Identify the lines bearing the string "Heapster" and gather them.

--- START INPUT FOR THIS TASK ---

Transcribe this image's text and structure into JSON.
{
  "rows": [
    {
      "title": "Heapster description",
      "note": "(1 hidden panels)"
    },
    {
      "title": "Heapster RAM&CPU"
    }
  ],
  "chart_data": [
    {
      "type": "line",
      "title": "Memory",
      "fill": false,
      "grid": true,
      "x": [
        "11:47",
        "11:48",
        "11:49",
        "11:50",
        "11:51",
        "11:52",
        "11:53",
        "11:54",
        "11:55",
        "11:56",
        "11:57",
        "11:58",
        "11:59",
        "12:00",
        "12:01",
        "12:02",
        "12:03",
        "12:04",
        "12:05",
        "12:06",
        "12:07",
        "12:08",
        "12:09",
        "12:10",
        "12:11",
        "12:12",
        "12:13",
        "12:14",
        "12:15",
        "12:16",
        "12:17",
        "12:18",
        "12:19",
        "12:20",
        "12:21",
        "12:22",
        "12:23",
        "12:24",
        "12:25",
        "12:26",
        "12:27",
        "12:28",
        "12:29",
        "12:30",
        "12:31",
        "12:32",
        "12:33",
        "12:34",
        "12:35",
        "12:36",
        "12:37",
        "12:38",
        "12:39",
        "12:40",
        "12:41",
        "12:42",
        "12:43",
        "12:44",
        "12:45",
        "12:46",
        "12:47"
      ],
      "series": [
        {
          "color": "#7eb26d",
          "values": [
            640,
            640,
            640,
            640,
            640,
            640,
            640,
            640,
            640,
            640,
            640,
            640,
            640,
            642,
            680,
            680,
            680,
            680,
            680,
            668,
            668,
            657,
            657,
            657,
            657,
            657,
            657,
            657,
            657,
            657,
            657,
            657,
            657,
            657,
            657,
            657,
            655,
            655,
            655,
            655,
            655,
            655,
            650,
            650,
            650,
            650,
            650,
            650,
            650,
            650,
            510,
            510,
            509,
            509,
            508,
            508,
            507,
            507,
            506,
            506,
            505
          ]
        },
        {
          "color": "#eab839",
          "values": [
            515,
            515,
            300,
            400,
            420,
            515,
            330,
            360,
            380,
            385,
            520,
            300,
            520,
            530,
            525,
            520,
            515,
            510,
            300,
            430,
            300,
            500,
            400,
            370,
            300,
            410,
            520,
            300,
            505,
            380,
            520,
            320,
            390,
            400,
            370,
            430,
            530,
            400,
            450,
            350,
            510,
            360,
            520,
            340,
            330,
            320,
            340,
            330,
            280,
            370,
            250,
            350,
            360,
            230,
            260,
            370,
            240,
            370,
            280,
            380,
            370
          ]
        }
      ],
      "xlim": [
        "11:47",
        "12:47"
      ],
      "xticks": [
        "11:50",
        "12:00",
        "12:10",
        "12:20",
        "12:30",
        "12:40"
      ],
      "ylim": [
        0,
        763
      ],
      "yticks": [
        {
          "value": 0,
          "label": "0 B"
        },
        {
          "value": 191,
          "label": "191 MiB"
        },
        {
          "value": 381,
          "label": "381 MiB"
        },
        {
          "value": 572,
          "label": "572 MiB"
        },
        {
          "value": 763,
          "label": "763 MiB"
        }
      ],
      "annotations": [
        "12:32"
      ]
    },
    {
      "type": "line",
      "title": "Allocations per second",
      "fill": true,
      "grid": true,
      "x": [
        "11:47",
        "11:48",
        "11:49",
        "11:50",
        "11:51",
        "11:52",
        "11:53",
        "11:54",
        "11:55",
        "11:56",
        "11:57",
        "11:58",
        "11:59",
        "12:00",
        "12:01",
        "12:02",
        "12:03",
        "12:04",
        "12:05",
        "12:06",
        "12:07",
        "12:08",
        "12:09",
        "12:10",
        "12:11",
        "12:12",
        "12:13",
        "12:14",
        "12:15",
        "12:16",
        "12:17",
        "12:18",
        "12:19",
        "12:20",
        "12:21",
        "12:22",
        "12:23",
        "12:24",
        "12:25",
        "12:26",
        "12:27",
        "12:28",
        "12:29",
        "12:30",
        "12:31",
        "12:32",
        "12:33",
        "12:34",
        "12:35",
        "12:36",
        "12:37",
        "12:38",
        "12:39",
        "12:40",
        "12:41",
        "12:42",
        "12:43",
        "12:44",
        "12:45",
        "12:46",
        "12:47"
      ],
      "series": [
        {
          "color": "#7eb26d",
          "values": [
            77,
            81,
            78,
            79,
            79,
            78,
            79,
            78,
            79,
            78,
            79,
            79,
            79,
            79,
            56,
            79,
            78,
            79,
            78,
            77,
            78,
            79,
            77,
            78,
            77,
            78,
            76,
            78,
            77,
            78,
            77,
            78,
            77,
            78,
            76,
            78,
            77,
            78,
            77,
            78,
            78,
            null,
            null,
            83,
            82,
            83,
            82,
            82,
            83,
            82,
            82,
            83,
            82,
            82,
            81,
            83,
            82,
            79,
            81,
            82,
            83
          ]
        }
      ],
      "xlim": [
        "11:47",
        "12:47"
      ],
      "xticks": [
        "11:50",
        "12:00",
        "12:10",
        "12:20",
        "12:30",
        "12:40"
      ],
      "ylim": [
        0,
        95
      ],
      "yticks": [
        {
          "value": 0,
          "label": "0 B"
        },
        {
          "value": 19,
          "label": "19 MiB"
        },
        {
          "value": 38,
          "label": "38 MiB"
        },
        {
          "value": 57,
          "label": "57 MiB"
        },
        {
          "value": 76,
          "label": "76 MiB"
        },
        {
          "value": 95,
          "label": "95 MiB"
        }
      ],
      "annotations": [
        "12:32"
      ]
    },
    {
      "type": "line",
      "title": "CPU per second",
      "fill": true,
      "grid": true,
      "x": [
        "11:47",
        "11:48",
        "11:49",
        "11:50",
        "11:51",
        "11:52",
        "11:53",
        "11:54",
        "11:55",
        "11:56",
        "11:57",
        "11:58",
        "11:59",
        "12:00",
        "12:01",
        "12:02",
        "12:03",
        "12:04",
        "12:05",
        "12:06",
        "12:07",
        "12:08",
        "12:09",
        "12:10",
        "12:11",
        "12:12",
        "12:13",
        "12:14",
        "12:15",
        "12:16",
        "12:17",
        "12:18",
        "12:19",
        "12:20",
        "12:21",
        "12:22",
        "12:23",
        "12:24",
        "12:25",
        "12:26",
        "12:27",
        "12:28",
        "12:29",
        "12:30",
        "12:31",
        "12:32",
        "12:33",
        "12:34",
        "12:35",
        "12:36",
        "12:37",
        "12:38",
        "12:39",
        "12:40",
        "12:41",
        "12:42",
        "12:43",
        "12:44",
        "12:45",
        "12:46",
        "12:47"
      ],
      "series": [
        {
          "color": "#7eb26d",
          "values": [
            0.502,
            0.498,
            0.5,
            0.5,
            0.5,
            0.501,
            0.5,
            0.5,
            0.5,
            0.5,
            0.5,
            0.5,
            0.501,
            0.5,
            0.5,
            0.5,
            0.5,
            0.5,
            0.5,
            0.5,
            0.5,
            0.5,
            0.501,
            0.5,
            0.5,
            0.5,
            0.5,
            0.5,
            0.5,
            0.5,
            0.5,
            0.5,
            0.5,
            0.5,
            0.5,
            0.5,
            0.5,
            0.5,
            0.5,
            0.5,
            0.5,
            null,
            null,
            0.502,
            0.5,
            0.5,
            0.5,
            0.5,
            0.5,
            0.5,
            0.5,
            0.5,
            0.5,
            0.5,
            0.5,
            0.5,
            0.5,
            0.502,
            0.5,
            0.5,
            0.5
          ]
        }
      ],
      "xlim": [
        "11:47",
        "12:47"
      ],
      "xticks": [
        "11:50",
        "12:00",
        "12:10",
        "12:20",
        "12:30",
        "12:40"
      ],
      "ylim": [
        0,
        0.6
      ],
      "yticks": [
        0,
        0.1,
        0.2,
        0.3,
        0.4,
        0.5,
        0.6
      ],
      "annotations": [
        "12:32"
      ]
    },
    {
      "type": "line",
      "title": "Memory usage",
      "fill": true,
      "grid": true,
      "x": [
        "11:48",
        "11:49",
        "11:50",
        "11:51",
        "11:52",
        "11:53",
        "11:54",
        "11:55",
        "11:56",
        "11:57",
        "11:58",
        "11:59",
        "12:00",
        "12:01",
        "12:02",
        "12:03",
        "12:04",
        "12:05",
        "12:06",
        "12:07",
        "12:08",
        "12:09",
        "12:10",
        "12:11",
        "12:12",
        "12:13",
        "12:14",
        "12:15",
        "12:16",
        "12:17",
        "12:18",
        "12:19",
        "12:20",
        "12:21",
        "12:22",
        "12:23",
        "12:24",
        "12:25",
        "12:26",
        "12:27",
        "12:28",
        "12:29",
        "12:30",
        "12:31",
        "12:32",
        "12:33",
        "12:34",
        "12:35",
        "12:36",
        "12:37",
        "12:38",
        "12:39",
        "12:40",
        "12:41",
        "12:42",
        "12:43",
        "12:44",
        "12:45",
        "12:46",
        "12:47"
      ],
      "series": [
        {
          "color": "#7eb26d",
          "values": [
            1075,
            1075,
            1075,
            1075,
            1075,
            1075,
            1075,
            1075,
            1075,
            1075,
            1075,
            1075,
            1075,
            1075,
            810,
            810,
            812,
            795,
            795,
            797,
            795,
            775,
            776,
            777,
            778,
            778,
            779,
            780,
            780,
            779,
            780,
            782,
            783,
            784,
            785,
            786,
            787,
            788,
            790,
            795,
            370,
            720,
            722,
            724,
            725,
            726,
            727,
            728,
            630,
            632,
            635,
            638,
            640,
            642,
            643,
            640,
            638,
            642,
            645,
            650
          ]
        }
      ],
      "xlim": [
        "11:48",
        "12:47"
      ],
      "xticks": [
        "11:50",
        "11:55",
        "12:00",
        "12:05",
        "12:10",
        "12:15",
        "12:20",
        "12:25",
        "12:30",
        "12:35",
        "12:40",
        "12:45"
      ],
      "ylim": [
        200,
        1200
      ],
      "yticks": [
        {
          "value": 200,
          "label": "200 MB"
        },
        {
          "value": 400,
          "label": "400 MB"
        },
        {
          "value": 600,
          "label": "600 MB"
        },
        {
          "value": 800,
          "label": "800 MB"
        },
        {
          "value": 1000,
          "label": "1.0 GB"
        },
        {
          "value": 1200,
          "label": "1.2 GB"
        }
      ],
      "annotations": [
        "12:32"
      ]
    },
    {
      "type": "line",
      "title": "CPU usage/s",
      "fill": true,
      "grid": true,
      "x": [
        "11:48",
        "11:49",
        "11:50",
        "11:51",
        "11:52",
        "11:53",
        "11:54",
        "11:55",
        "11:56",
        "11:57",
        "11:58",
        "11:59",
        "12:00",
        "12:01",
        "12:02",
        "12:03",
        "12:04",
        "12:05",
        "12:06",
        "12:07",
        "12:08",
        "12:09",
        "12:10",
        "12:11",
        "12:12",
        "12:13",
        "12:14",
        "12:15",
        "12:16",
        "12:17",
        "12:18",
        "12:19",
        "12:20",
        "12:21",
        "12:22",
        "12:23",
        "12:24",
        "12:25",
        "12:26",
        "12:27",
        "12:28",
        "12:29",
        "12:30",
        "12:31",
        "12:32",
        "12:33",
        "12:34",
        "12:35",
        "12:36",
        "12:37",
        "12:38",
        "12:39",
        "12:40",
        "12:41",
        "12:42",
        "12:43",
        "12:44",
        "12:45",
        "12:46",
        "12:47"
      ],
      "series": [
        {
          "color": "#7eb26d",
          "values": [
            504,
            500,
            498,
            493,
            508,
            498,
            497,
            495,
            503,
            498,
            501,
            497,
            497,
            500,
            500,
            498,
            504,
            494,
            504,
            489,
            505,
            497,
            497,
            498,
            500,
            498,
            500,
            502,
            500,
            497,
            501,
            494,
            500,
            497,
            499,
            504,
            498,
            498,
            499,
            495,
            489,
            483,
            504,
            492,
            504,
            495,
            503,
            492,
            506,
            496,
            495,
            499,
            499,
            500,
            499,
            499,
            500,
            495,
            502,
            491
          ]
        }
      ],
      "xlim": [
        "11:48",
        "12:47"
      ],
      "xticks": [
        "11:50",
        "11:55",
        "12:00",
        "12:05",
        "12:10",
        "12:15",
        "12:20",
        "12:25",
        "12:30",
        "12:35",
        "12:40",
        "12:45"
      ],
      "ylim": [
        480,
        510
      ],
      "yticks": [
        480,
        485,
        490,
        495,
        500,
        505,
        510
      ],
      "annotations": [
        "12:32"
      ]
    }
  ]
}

--- END INPUT FOR THIS TASK ---

■ WRITTEN ANSWER ■
      "title": "Heapster description",
      "title": "Heapster RAM&CPU"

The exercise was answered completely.